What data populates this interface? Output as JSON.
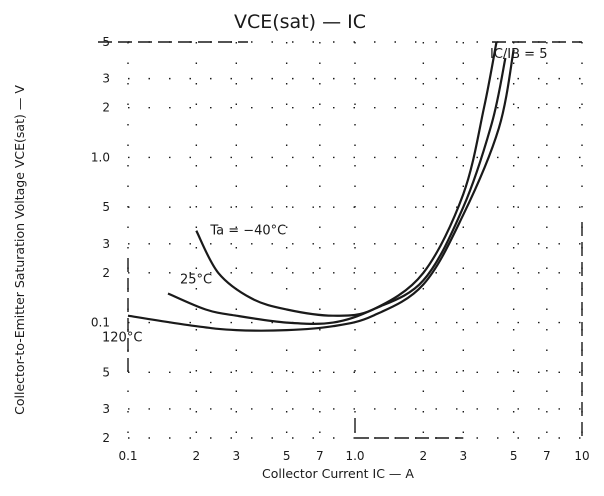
{
  "chart_data": {
    "type": "line",
    "title": "VCE(sat) — IC",
    "condition": "IC/IB = 5",
    "xlabel": "Collector Current IC — A",
    "ylabel": "Collector-to-Emitter Saturation Voltage VCE(sat) — V",
    "x_scale": "log",
    "y_scale": "log",
    "xlim": [
      0.1,
      10
    ],
    "ylim": [
      0.02,
      5
    ],
    "x_tick_labels": [
      {
        "v": 0.1,
        "t": "0.1"
      },
      {
        "v": 0.2,
        "t": "2"
      },
      {
        "v": 0.3,
        "t": "3"
      },
      {
        "v": 0.5,
        "t": "5"
      },
      {
        "v": 0.7,
        "t": "7"
      },
      {
        "v": 1,
        "t": "1.0"
      },
      {
        "v": 2,
        "t": "2"
      },
      {
        "v": 3,
        "t": "3"
      },
      {
        "v": 5,
        "t": "5"
      },
      {
        "v": 7,
        "t": "7"
      },
      {
        "v": 10,
        "t": "10"
      }
    ],
    "y_tick_labels": [
      {
        "v": 0.02,
        "t": "2"
      },
      {
        "v": 0.03,
        "t": "3"
      },
      {
        "v": 0.05,
        "t": "5"
      },
      {
        "v": 0.1,
        "t": "0.1"
      },
      {
        "v": 0.2,
        "t": "2"
      },
      {
        "v": 0.3,
        "t": "3"
      },
      {
        "v": 0.5,
        "t": "5"
      },
      {
        "v": 1,
        "t": "1.0"
      },
      {
        "v": 2,
        "t": "2"
      },
      {
        "v": 3,
        "t": "3"
      },
      {
        "v": 5,
        "t": "5"
      }
    ],
    "series": [
      {
        "name": "Ta = −40°C",
        "x": [
          0.2,
          0.25,
          0.35,
          0.5,
          0.8,
          1.2,
          2,
          3,
          3.7,
          4.2
        ],
        "y": [
          0.36,
          0.2,
          0.14,
          0.12,
          0.11,
          0.12,
          0.2,
          0.6,
          2,
          5
        ]
      },
      {
        "name": "25°C",
        "x": [
          0.15,
          0.22,
          0.3,
          0.5,
          0.8,
          1.2,
          2,
          3,
          4,
          4.6
        ],
        "y": [
          0.15,
          0.12,
          0.11,
          0.1,
          0.1,
          0.12,
          0.18,
          0.5,
          1.6,
          4
        ]
      },
      {
        "name": "120°C",
        "x": [
          0.1,
          0.2,
          0.3,
          0.5,
          0.8,
          1.2,
          2,
          3,
          4.3,
          5
        ],
        "y": [
          0.11,
          0.095,
          0.09,
          0.09,
          0.095,
          0.11,
          0.17,
          0.45,
          1.5,
          4.5
        ]
      }
    ]
  }
}
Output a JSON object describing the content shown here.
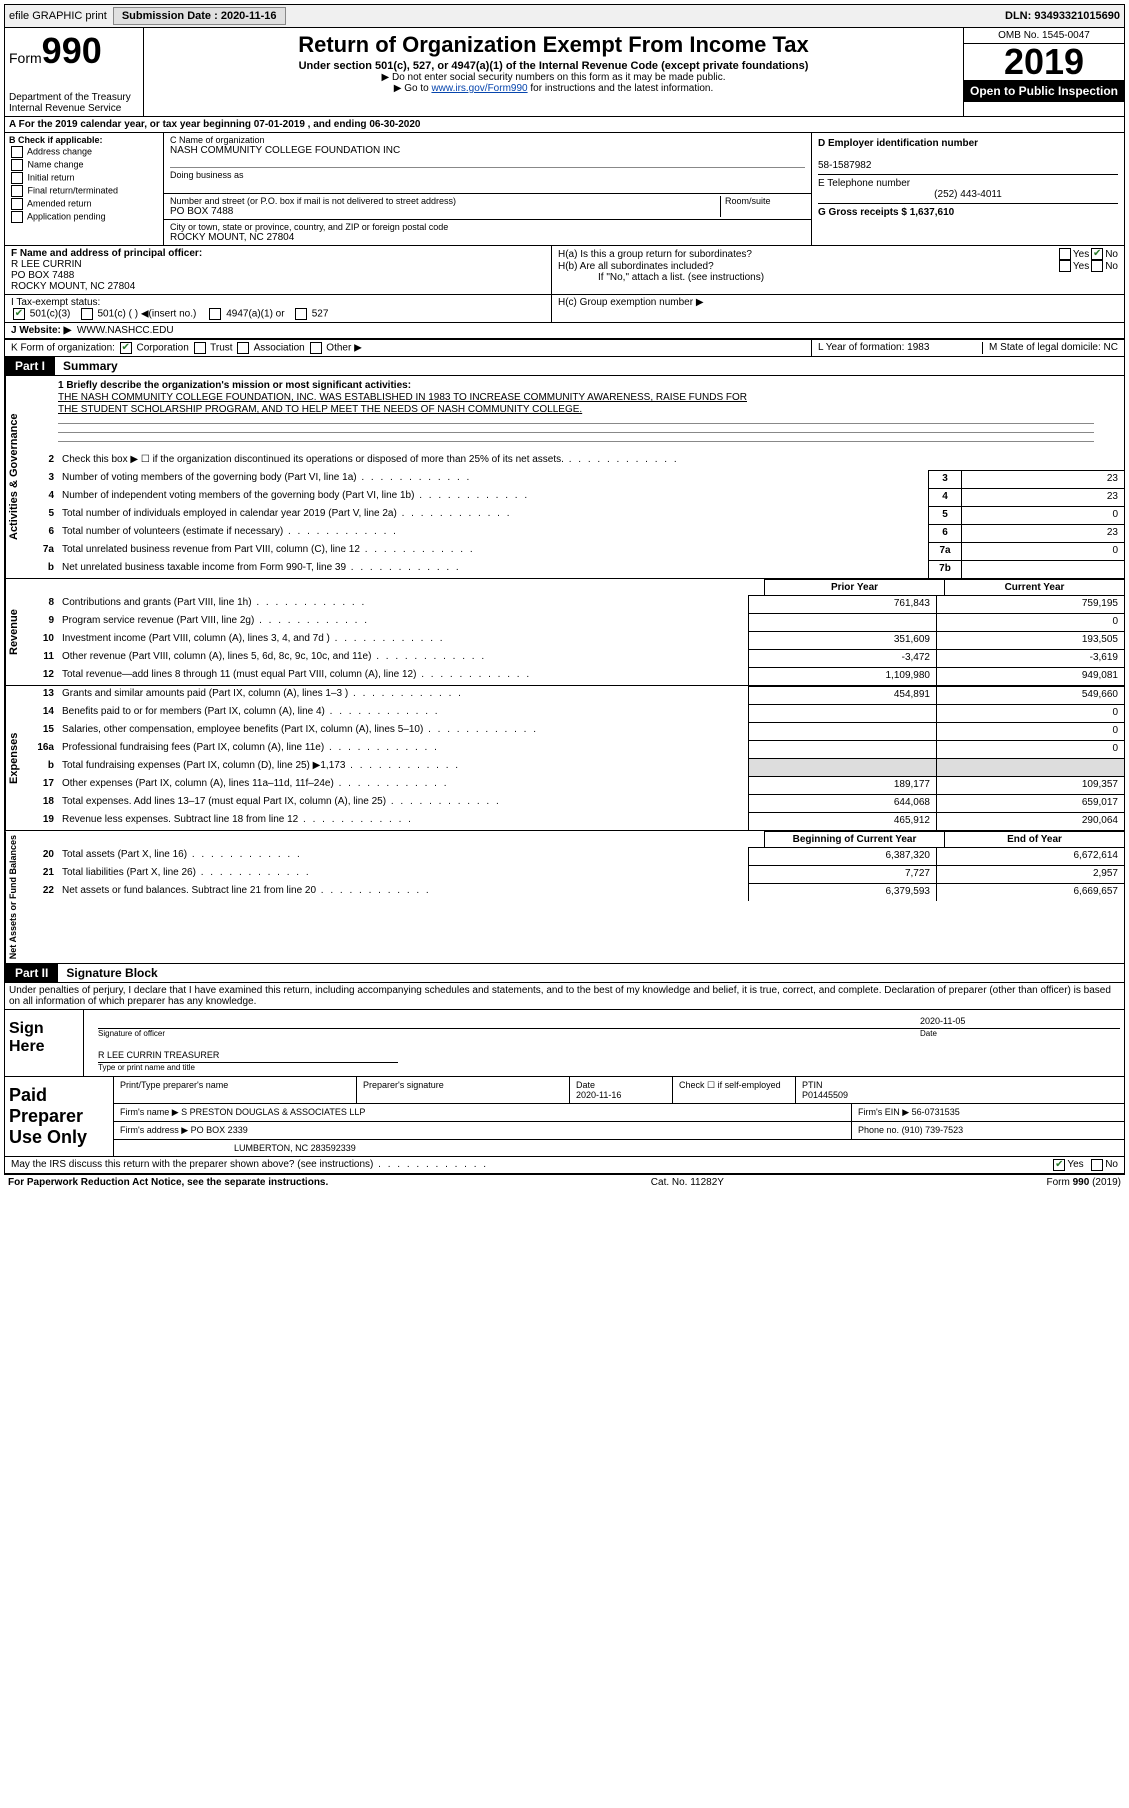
{
  "topbar": {
    "efile": "efile GRAPHIC print",
    "submission_label": "Submission Date : 2020-11-16",
    "dln": "DLN: 93493321015690"
  },
  "header": {
    "form_prefix": "Form",
    "form_number": "990",
    "dept": "Department of the Treasury\nInternal Revenue Service",
    "title": "Return of Organization Exempt From Income Tax",
    "subtitle": "Under section 501(c), 527, or 4947(a)(1) of the Internal Revenue Code (except private foundations)",
    "note1": "Do not enter social security numbers on this form as it may be made public.",
    "note2_pre": "Go to ",
    "note2_link": "www.irs.gov/Form990",
    "note2_post": " for instructions and the latest information.",
    "omb": "OMB No. 1545-0047",
    "year": "2019",
    "inspection": "Open to Public Inspection"
  },
  "row_a": "A For the 2019 calendar year, or tax year beginning 07-01-2019   , and ending 06-30-2020",
  "section_b": {
    "label": "B Check if applicable:",
    "items": [
      "Address change",
      "Name change",
      "Initial return",
      "Final return/terminated",
      "Amended return",
      "Application pending"
    ]
  },
  "section_c": {
    "c_label": "C Name of organization",
    "org_name": "NASH COMMUNITY COLLEGE FOUNDATION INC",
    "dba_label": "Doing business as",
    "street_label": "Number and street (or P.O. box if mail is not delivered to street address)",
    "room_label": "Room/suite",
    "street": "PO BOX 7488",
    "city_label": "City or town, state or province, country, and ZIP or foreign postal code",
    "city": "ROCKY MOUNT, NC  27804"
  },
  "section_d": {
    "d_label": "D Employer identification number",
    "ein": "58-1587982",
    "e_label": "E Telephone number",
    "phone": "(252) 443-4011",
    "g_label": "G Gross receipts $ 1,637,610"
  },
  "section_f": {
    "label": "F  Name and address of principal officer:",
    "name": "R LEE CURRIN",
    "addr1": "PO BOX 7488",
    "addr2": "ROCKY MOUNT, NC  27804"
  },
  "section_h": {
    "ha": "H(a)  Is this a group return for subordinates?",
    "hb": "H(b)  Are all subordinates included?",
    "hb_note": "If \"No,\" attach a list. (see instructions)",
    "hc": "H(c)  Group exemption number ▶",
    "yes": "Yes",
    "no": "No"
  },
  "tax_status": {
    "label": "I   Tax-exempt status:",
    "opt1": "501(c)(3)",
    "opt2": "501(c) (  ) ◀(insert no.)",
    "opt3": "4947(a)(1) or",
    "opt4": "527"
  },
  "website": {
    "label": "J   Website: ▶",
    "value": "WWW.NASHCC.EDU"
  },
  "section_k": {
    "label": "K Form of organization:",
    "corp": "Corporation",
    "trust": "Trust",
    "assoc": "Association",
    "other": "Other ▶",
    "l": "L Year of formation: 1983",
    "m": "M State of legal domicile: NC"
  },
  "part1": {
    "tab": "Part I",
    "title": "Summary"
  },
  "mission": {
    "line1": "1  Briefly describe the organization's mission or most significant activities:",
    "text1": "THE NASH COMMUNITY COLLEGE FOUNDATION, INC. WAS ESTABLISHED IN 1983 TO INCREASE COMMUNITY AWARENESS, RAISE FUNDS FOR",
    "text2": "THE STUDENT SCHOLARSHIP PROGRAM, AND TO HELP MEET THE NEEDS OF NASH COMMUNITY COLLEGE."
  },
  "gov_lines": [
    {
      "n": "2",
      "desc": "Check this box ▶ ☐  if the organization discontinued its operations or disposed of more than 25% of its net assets.",
      "box": "",
      "val": ""
    },
    {
      "n": "3",
      "desc": "Number of voting members of the governing body (Part VI, line 1a)",
      "box": "3",
      "val": "23"
    },
    {
      "n": "4",
      "desc": "Number of independent voting members of the governing body (Part VI, line 1b)",
      "box": "4",
      "val": "23"
    },
    {
      "n": "5",
      "desc": "Total number of individuals employed in calendar year 2019 (Part V, line 2a)",
      "box": "5",
      "val": "0"
    },
    {
      "n": "6",
      "desc": "Total number of volunteers (estimate if necessary)",
      "box": "6",
      "val": "23"
    },
    {
      "n": "7a",
      "desc": "Total unrelated business revenue from Part VIII, column (C), line 12",
      "box": "7a",
      "val": "0"
    },
    {
      "n": "b",
      "desc": "Net unrelated business taxable income from Form 990-T, line 39",
      "box": "7b",
      "val": ""
    }
  ],
  "col_headers": {
    "prior": "Prior Year",
    "current": "Current Year"
  },
  "revenue_lines": [
    {
      "n": "8",
      "desc": "Contributions and grants (Part VIII, line 1h)",
      "py": "761,843",
      "cy": "759,195"
    },
    {
      "n": "9",
      "desc": "Program service revenue (Part VIII, line 2g)",
      "py": "",
      "cy": "0"
    },
    {
      "n": "10",
      "desc": "Investment income (Part VIII, column (A), lines 3, 4, and 7d )",
      "py": "351,609",
      "cy": "193,505"
    },
    {
      "n": "11",
      "desc": "Other revenue (Part VIII, column (A), lines 5, 6d, 8c, 9c, 10c, and 11e)",
      "py": "-3,472",
      "cy": "-3,619"
    },
    {
      "n": "12",
      "desc": "Total revenue—add lines 8 through 11 (must equal Part VIII, column (A), line 12)",
      "py": "1,109,980",
      "cy": "949,081"
    }
  ],
  "expense_lines": [
    {
      "n": "13",
      "desc": "Grants and similar amounts paid (Part IX, column (A), lines 1–3 )",
      "py": "454,891",
      "cy": "549,660"
    },
    {
      "n": "14",
      "desc": "Benefits paid to or for members (Part IX, column (A), line 4)",
      "py": "",
      "cy": "0"
    },
    {
      "n": "15",
      "desc": "Salaries, other compensation, employee benefits (Part IX, column (A), lines 5–10)",
      "py": "",
      "cy": "0"
    },
    {
      "n": "16a",
      "desc": "Professional fundraising fees (Part IX, column (A), line 11e)",
      "py": "",
      "cy": "0"
    },
    {
      "n": "b",
      "desc": "Total fundraising expenses (Part IX, column (D), line 25) ▶1,173",
      "py": "shaded",
      "cy": "shaded"
    },
    {
      "n": "17",
      "desc": "Other expenses (Part IX, column (A), lines 11a–11d, 11f–24e)",
      "py": "189,177",
      "cy": "109,357"
    },
    {
      "n": "18",
      "desc": "Total expenses. Add lines 13–17 (must equal Part IX, column (A), line 25)",
      "py": "644,068",
      "cy": "659,017"
    },
    {
      "n": "19",
      "desc": "Revenue less expenses. Subtract line 18 from line 12",
      "py": "465,912",
      "cy": "290,064"
    }
  ],
  "net_headers": {
    "begin": "Beginning of Current Year",
    "end": "End of Year"
  },
  "net_lines": [
    {
      "n": "20",
      "desc": "Total assets (Part X, line 16)",
      "py": "6,387,320",
      "cy": "6,672,614"
    },
    {
      "n": "21",
      "desc": "Total liabilities (Part X, line 26)",
      "py": "7,727",
      "cy": "2,957"
    },
    {
      "n": "22",
      "desc": "Net assets or fund balances. Subtract line 21 from line 20",
      "py": "6,379,593",
      "cy": "6,669,657"
    }
  ],
  "part2": {
    "tab": "Part II",
    "title": "Signature Block"
  },
  "sig_text": "Under penalties of perjury, I declare that I have examined this return, including accompanying schedules and statements, and to the best of my knowledge and belief, it is true, correct, and complete. Declaration of preparer (other than officer) is based on all information of which preparer has any knowledge.",
  "sign": {
    "label": "Sign Here",
    "sig_officer": "Signature of officer",
    "date": "2020-11-05",
    "date_label": "Date",
    "name": "R LEE CURRIN  TREASURER",
    "name_label": "Type or print name and title"
  },
  "preparer": {
    "label": "Paid Preparer Use Only",
    "h1": "Print/Type preparer's name",
    "h2": "Preparer's signature",
    "h3_label": "Date",
    "h3": "2020-11-16",
    "h4": "Check ☐ if self-employed",
    "h5_label": "PTIN",
    "h5": "P01445509",
    "firm_label": "Firm's name    ▶",
    "firm": "S PRESTON DOUGLAS & ASSOCIATES LLP",
    "firm_ein_label": "Firm's EIN ▶",
    "firm_ein": "56-0731535",
    "addr_label": "Firm's address ▶",
    "addr1": "PO BOX 2339",
    "addr2": "LUMBERTON, NC  283592339",
    "phone_label": "Phone no.",
    "phone": "(910) 739-7523"
  },
  "discuss": "May the IRS discuss this return with the preparer shown above? (see instructions)",
  "footer": {
    "left": "For Paperwork Reduction Act Notice, see the separate instructions.",
    "mid": "Cat. No. 11282Y",
    "right_pre": "Form ",
    "right_num": "990",
    "right_post": " (2019)"
  },
  "vert_labels": {
    "gov": "Activities & Governance",
    "rev": "Revenue",
    "exp": "Expenses",
    "net": "Net Assets or Fund Balances"
  }
}
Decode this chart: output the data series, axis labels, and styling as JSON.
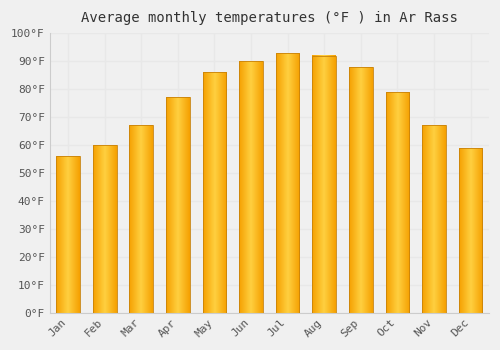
{
  "title": "Average monthly temperatures (°F ) in Ar Rass",
  "months": [
    "Jan",
    "Feb",
    "Mar",
    "Apr",
    "May",
    "Jun",
    "Jul",
    "Aug",
    "Sep",
    "Oct",
    "Nov",
    "Dec"
  ],
  "values": [
    56,
    60,
    67,
    77,
    86,
    90,
    93,
    92,
    88,
    79,
    67,
    59
  ],
  "bar_color_center": "#FFD040",
  "bar_color_edge": "#F5A000",
  "bar_edge_color": "#C8820A",
  "ylim": [
    0,
    100
  ],
  "yticks": [
    0,
    10,
    20,
    30,
    40,
    50,
    60,
    70,
    80,
    90,
    100
  ],
  "ytick_labels": [
    "0°F",
    "10°F",
    "20°F",
    "30°F",
    "40°F",
    "50°F",
    "60°F",
    "70°F",
    "80°F",
    "90°F",
    "100°F"
  ],
  "background_color": "#f0f0f0",
  "grid_color": "#e8e8e8",
  "title_fontsize": 10,
  "tick_fontsize": 8
}
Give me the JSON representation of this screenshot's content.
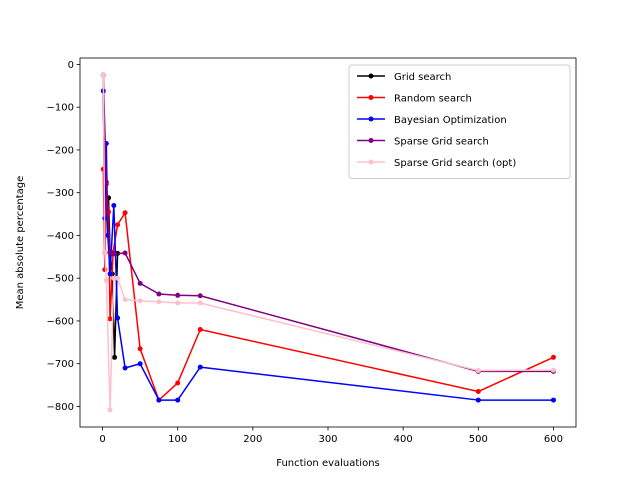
{
  "chart_data": {
    "type": "line",
    "title": "",
    "xlabel": "Function evaluations",
    "ylabel": "Mean absolute percentage",
    "xlim": [
      -30,
      630
    ],
    "ylim": [
      -848,
      15
    ],
    "xticks": [
      0,
      100,
      200,
      300,
      400,
      500,
      600
    ],
    "yticks": [
      0,
      -100,
      -200,
      -300,
      -400,
      -500,
      -600,
      -700,
      -800
    ],
    "grid": false,
    "legend_position": "top-right",
    "series": [
      {
        "name": "Grid search",
        "color": "#000000",
        "points": [
          [
            1,
            -25
          ],
          [
            3,
            -440
          ],
          [
            5,
            -345
          ],
          [
            8,
            -312
          ],
          [
            10,
            -440
          ],
          [
            13,
            -490
          ],
          [
            16,
            -685
          ],
          [
            20,
            -442
          ]
        ]
      },
      {
        "name": "Random search",
        "color": "#ff0000",
        "points": [
          [
            1,
            -245
          ],
          [
            3,
            -480
          ],
          [
            5,
            -280
          ],
          [
            8,
            -345
          ],
          [
            10,
            -595
          ],
          [
            14,
            -440
          ],
          [
            20,
            -375
          ],
          [
            30,
            -347
          ],
          [
            50,
            -665
          ],
          [
            75,
            -785
          ],
          [
            100,
            -745
          ],
          [
            130,
            -620
          ],
          [
            500,
            -765
          ],
          [
            600,
            -685
          ]
        ]
      },
      {
        "name": "Bayesian Optimization",
        "color": "#0000ff",
        "points": [
          [
            1,
            -62
          ],
          [
            3,
            -360
          ],
          [
            5,
            -185
          ],
          [
            7,
            -400
          ],
          [
            10,
            -490
          ],
          [
            15,
            -330
          ],
          [
            20,
            -593
          ],
          [
            30,
            -710
          ],
          [
            50,
            -700
          ],
          [
            75,
            -785
          ],
          [
            100,
            -785
          ],
          [
            130,
            -708
          ],
          [
            500,
            -785
          ],
          [
            600,
            -785
          ]
        ]
      },
      {
        "name": "Sparse Grid search",
        "color": "#800080",
        "points": [
          [
            1,
            -25
          ],
          [
            5,
            -275
          ],
          [
            10,
            -440
          ],
          [
            15,
            -443
          ],
          [
            30,
            -441
          ],
          [
            50,
            -512
          ],
          [
            75,
            -537
          ],
          [
            100,
            -540
          ],
          [
            130,
            -541
          ],
          [
            500,
            -718
          ],
          [
            600,
            -718
          ]
        ]
      },
      {
        "name": "Sparse Grid search (opt)",
        "color": "#ffc0cb",
        "points": [
          [
            1,
            -25
          ],
          [
            3,
            -440
          ],
          [
            5,
            -505
          ],
          [
            10,
            -808
          ],
          [
            15,
            -500
          ],
          [
            20,
            -500
          ],
          [
            30,
            -550
          ],
          [
            50,
            -553
          ],
          [
            75,
            -555
          ],
          [
            100,
            -558
          ],
          [
            130,
            -558
          ],
          [
            500,
            -716
          ],
          [
            600,
            -715
          ]
        ]
      }
    ]
  }
}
• • • •
→ What is being asked: Return all lines containing "instructions".

→ Right answer:
    "note2_post": " for instructions and the latest information.",
    "hb_note": "If \"No,\" attach a list. (see instructions)",
  "discuss": "May the IRS discuss this return with the preparer shown above? (see instructions)",
    "left": "For Paperwork Reduction Act Notice, see the separate instructions.",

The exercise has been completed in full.